**A run of records**
· · · ·
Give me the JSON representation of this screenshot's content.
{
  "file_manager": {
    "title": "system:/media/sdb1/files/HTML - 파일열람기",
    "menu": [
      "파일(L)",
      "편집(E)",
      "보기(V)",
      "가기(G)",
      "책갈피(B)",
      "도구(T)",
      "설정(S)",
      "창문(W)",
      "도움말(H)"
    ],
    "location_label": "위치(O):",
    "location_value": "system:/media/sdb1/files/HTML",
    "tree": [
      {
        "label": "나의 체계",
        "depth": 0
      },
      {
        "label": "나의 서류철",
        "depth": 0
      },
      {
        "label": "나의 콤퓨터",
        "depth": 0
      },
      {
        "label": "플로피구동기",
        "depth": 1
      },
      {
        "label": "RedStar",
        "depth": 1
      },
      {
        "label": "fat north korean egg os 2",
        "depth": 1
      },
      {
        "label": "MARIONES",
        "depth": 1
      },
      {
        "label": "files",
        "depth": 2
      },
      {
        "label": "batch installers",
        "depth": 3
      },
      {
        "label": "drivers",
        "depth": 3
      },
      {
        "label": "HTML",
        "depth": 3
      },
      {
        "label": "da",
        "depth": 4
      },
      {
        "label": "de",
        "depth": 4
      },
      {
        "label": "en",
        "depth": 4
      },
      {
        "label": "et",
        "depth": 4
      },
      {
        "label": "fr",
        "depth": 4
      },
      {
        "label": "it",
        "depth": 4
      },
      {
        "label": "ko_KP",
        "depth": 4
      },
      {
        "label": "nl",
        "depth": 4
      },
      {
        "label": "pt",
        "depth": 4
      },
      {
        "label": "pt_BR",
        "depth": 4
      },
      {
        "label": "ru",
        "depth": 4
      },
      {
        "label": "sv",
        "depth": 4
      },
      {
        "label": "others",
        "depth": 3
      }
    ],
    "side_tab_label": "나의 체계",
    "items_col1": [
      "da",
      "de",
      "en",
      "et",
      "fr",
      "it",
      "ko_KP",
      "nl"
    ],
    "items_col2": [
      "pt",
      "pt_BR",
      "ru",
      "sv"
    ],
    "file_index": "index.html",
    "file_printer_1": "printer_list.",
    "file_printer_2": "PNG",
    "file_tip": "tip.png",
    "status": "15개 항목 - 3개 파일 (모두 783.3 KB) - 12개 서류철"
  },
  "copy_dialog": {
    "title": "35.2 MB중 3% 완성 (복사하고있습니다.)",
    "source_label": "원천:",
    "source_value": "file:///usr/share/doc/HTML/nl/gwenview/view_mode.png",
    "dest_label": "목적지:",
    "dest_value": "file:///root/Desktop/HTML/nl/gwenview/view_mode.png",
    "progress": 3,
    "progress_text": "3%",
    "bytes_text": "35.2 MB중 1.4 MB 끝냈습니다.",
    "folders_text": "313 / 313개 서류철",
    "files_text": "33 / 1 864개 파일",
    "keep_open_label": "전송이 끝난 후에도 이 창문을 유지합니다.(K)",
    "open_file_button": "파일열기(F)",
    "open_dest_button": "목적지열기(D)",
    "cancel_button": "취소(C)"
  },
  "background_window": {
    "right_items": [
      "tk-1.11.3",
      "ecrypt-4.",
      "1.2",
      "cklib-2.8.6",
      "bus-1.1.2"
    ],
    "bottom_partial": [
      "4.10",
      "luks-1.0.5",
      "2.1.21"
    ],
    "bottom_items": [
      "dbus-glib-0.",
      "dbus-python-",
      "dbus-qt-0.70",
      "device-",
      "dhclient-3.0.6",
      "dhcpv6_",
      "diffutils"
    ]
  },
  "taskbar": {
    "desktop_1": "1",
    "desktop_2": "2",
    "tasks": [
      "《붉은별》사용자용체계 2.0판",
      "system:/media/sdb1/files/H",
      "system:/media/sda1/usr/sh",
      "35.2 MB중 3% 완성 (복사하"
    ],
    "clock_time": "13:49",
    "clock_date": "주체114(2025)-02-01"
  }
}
· · · ·
**Short problem**
Word for word, write out all of the data above.

**Task result**
Give me the JSON representation of this screenshot's content.
{
  "file_manager": {
    "title": "system:/media/sdb1/files/HTML - 파일열람기",
    "menu": [
      "파일(L)",
      "편집(E)",
      "보기(V)",
      "가기(G)",
      "책갈피(B)",
      "도구(T)",
      "설정(S)",
      "창문(W)",
      "도움말(H)"
    ],
    "location_label": "위치(O):",
    "location_value": "system:/media/sdb1/files/HTML",
    "tree": [
      {
        "label": "나의 체계",
        "depth": 0
      },
      {
        "label": "나의 서류철",
        "depth": 0
      },
      {
        "label": "나의 콤퓨터",
        "depth": 0
      },
      {
        "label": "플로피구동기",
        "depth": 1
      },
      {
        "label": "RedStar",
        "depth": 1
      },
      {
        "label": "fat north korean egg os 2",
        "depth": 1
      },
      {
        "label": "MARIONES",
        "depth": 1
      },
      {
        "label": "files",
        "depth": 2
      },
      {
        "label": "batch installers",
        "depth": 3
      },
      {
        "label": "drivers",
        "depth": 3
      },
      {
        "label": "HTML",
        "depth": 3
      },
      {
        "label": "da",
        "depth": 4
      },
      {
        "label": "de",
        "depth": 4
      },
      {
        "label": "en",
        "depth": 4
      },
      {
        "label": "et",
        "depth": 4
      },
      {
        "label": "fr",
        "depth": 4
      },
      {
        "label": "it",
        "depth": 4
      },
      {
        "label": "ko_KP",
        "depth": 4
      },
      {
        "label": "nl",
        "depth": 4
      },
      {
        "label": "pt",
        "depth": 4
      },
      {
        "label": "pt_BR",
        "depth": 4
      },
      {
        "label": "ru",
        "depth": 4
      },
      {
        "label": "sv",
        "depth": 4
      },
      {
        "label": "others",
        "depth": 3
      }
    ],
    "side_tab_label": "나의 체계",
    "items_col1": [
      "da",
      "de",
      "en",
      "et",
      "fr",
      "it",
      "ko_KP",
      "nl"
    ],
    "items_col2": [
      "pt",
      "pt_BR",
      "ru",
      "sv"
    ],
    "file_index": "index.html",
    "file_printer_1": "printer_list.",
    "file_printer_2": "PNG",
    "file_tip": "tip.png",
    "status": "15개 항목 - 3개 파일 (모두 783.3 KB) - 12개 서류철"
  },
  "copy_dialog": {
    "title": "35.2 MB중 3% 완성 (복사하고있습니다.)",
    "source_label": "원천:",
    "source_value": "file:///usr/share/doc/HTML/nl/gwenview/view_mode.png",
    "dest_label": "목적지:",
    "dest_value": "file:///root/Desktop/HTML/nl/gwenview/view_mode.png",
    "progress": 3,
    "progress_text": "3%",
    "bytes_text": "35.2 MB중 1.4 MB 끝냈습니다.",
    "folders_text": "313 / 313개 서류철",
    "files_text": "33 / 1 864개 파일",
    "keep_open_label": "전송이 끝난 후에도 이 창문을 유지합니다.(K)",
    "open_file_button": "파일열기(F)",
    "open_dest_button": "목적지열기(D)",
    "cancel_button": "취소(C)"
  },
  "background_window": {
    "right_items": [
      "tk-1.11.3",
      "ecrypt-4.",
      "1.2",
      "cklib-2.8.6",
      "bus-1.1.2"
    ],
    "bottom_partial": [
      "4.10",
      "luks-1.0.5",
      "2.1.21"
    ],
    "bottom_items": [
      "dbus-glib-0.",
      "dbus-python-",
      "dbus-qt-0.70",
      "device-",
      "dhclient-3.0.6",
      "dhcpv6_",
      "diffutils"
    ]
  },
  "taskbar": {
    "desktop_1": "1",
    "desktop_2": "2",
    "tasks": [
      "《붉은별》사용자용체계 2.0판",
      "system:/media/sdb1/files/H",
      "system:/media/sda1/usr/sh",
      "35.2 MB중 3% 완성 (복사하"
    ],
    "clock_time": "13:49",
    "clock_date": "주체114(2025)-02-01"
  }
}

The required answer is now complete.